Output the records. Match them exactly.

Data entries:
## START

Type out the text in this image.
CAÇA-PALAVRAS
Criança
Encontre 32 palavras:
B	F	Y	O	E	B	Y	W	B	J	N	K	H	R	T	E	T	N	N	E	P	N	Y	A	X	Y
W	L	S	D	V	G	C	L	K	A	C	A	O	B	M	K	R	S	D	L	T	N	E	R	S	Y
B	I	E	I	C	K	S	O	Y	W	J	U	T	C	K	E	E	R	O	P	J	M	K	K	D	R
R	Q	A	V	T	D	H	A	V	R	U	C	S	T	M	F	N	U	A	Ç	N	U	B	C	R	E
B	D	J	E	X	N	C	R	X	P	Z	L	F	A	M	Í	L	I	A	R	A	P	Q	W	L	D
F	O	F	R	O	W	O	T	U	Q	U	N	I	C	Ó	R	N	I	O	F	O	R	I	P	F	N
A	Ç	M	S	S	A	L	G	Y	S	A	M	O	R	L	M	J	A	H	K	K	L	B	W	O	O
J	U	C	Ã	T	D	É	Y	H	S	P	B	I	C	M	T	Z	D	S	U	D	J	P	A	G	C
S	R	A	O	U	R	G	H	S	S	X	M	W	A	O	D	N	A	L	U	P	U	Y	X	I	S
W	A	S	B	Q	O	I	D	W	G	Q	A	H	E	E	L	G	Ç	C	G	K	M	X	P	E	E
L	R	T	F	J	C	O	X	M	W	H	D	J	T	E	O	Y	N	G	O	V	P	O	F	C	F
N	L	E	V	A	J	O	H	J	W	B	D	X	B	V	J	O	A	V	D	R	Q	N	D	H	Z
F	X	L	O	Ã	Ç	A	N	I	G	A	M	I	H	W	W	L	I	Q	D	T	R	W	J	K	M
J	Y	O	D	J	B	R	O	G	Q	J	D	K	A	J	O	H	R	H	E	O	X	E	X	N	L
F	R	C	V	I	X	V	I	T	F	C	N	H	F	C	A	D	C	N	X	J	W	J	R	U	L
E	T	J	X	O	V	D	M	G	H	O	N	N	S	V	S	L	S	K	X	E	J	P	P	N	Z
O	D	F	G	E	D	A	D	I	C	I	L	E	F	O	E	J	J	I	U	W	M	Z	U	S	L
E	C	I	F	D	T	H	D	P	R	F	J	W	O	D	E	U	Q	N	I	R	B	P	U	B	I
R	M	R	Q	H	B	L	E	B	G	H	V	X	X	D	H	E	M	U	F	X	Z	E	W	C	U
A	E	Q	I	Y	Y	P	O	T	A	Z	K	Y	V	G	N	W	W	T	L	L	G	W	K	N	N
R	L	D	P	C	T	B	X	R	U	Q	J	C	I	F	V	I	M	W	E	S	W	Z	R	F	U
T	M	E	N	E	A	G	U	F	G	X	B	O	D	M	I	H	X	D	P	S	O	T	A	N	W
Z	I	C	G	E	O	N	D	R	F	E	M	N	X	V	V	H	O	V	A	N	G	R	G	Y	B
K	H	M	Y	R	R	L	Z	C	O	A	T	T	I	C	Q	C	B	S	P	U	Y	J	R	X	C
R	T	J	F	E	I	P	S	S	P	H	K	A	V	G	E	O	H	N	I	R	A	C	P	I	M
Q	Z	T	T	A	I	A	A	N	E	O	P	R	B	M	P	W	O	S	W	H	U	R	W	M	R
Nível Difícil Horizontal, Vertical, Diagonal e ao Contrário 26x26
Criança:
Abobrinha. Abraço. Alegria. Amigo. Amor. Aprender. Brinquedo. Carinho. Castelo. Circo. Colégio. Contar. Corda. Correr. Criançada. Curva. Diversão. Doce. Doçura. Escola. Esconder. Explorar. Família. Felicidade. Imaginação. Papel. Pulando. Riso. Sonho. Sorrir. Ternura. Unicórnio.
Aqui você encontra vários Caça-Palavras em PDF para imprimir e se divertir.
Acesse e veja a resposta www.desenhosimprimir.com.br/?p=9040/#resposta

## END

■ Exercise output:
Type out the text in this image.
CAÇA-PALAVRAS
Criança
Encontre 32 palavras:
B	F	Y	O	E	B	Y	W	B	J	N	K	H	R	T	E	T	N	N	E	P	N	Y	A	X	Y
W	L	S	D	V	G	C	L	K	A	C	A	O	B	M	K	R	S	D	L	T	N	E	R	S	Y
B	I	E	I	C	K	S	O	Y	W	J	U	T	C	K	E	E	R	O	P	J	M	K	K	D	R
R	Q	A	V	T	D	H	A	V	R	U	C	S	T	M	F	N	U	A	Ç	N	U	B	C	R	E
B	D	J	E	X	N	C	R	X	P	Z	L	F	A	M	Í	L	I	A	R	A	P	Q	W	L	D
F	O	F	R	O	W	O	T	U	Q	U	N	I	C	Ó	R	N	I	O	F	O	R	I	P	F	N
A	Ç	M	S	S	A	L	G	Y	S	A	M	O	R	L	M	J	A	H	K	K	L	B	W	O	O
J	U	C	Ã	T	D	É	Y	H	S	P	B	I	C	M	T	Z	D	S	U	D	J	P	A	G	C
S	R	A	O	U	R	G	H	S	S	X	M	W	A	O	D	N	A	L	U	P	U	Y	X	I	S
W	A	S	B	Q	O	I	D	W	G	Q	A	H	E	E	L	G	Ç	C	G	K	M	X	P	E	E
L	R	T	F	J	C	O	X	M	W	H	D	J	T	E	O	Y	N	G	O	V	P	O	F	C	F
N	L	E	V	A	J	O	H	J	W	B	D	X	B	V	J	O	A	V	D	R	Q	N	D	H	Z
F	X	L	O	Ã	Ç	A	N	I	G	A	M	I	H	W	W	L	I	Q	D	T	R	W	J	K	M
J	Y	O	D	J	B	R	O	G	Q	J	D	K	A	J	O	H	R	H	E	O	X	E	X	N	L
F	R	C	V	I	X	V	I	T	F	C	N	H	F	C	A	D	C	N	X	J	W	J	R	U	L
E	T	J	X	O	V	D	M	G	H	O	N	N	S	V	S	L	S	K	X	E	J	P	P	N	Z
O	D	F	G	E	D	A	D	I	C	I	L	E	F	O	E	J	J	I	U	W	M	Z	U	S	L
E	C	I	F	D	T	H	D	P	R	F	J	W	O	D	E	U	Q	N	I	R	B	P	U	B	I
R	M	R	Q	H	B	L	E	B	G	H	V	X	X	D	H	E	M	U	F	X	Z	E	W	C	U
A	E	Q	I	Y	Y	P	O	T	A	Z	K	Y	V	G	N	W	W	T	L	L	G	W	K	N	N
R	L	D	P	C	T	B	X	R	U	Q	J	C	I	F	V	I	M	W	E	S	W	Z	R	F	U
T	M	E	N	E	A	G	U	F	G	X	B	O	D	M	I	H	X	D	P	S	O	T	A	N	W
Z	I	C	G	E	O	N	D	R	F	E	M	N	X	V	V	H	O	V	A	N	G	R	G	Y	B
K	H	M	Y	R	R	L	Z	C	O	A	T	T	I	C	Q	C	B	S	P	U	Y	J	R	X	C
R	T	J	F	E	I	P	S	S	P	H	K	A	V	G	E	O	H	N	I	R	A	C	P	I	M
Q	Z	T	T	A	I	A	A	N	E	O	P	R	B	M	P	W	O	S	W	H	U	R	W	M	R
Nível Difícil Horizontal, Vertical, Diagonal e ao Contrário 26x26
Criança:
Abobrinha. Abraço. Alegria. Amigo. Amor. Aprender. Brinquedo. Carinho. Castelo. Circo. Colégio. Contar. Corda. Correr. Criançada. Curva. Diversão. Doce. Doçura. Escola. Esconder. Explorar. Família. Felicidade. Imaginação. Papel. Pulando. Riso. Sonho. Sorrir. Ternura. Unicórnio.
Aqui você encontra vários Caça-Palavras em PDF para imprimir e se divertir.
Acesse e veja a resposta www.desenhosimprimir.com.br/?p=9040/#resposta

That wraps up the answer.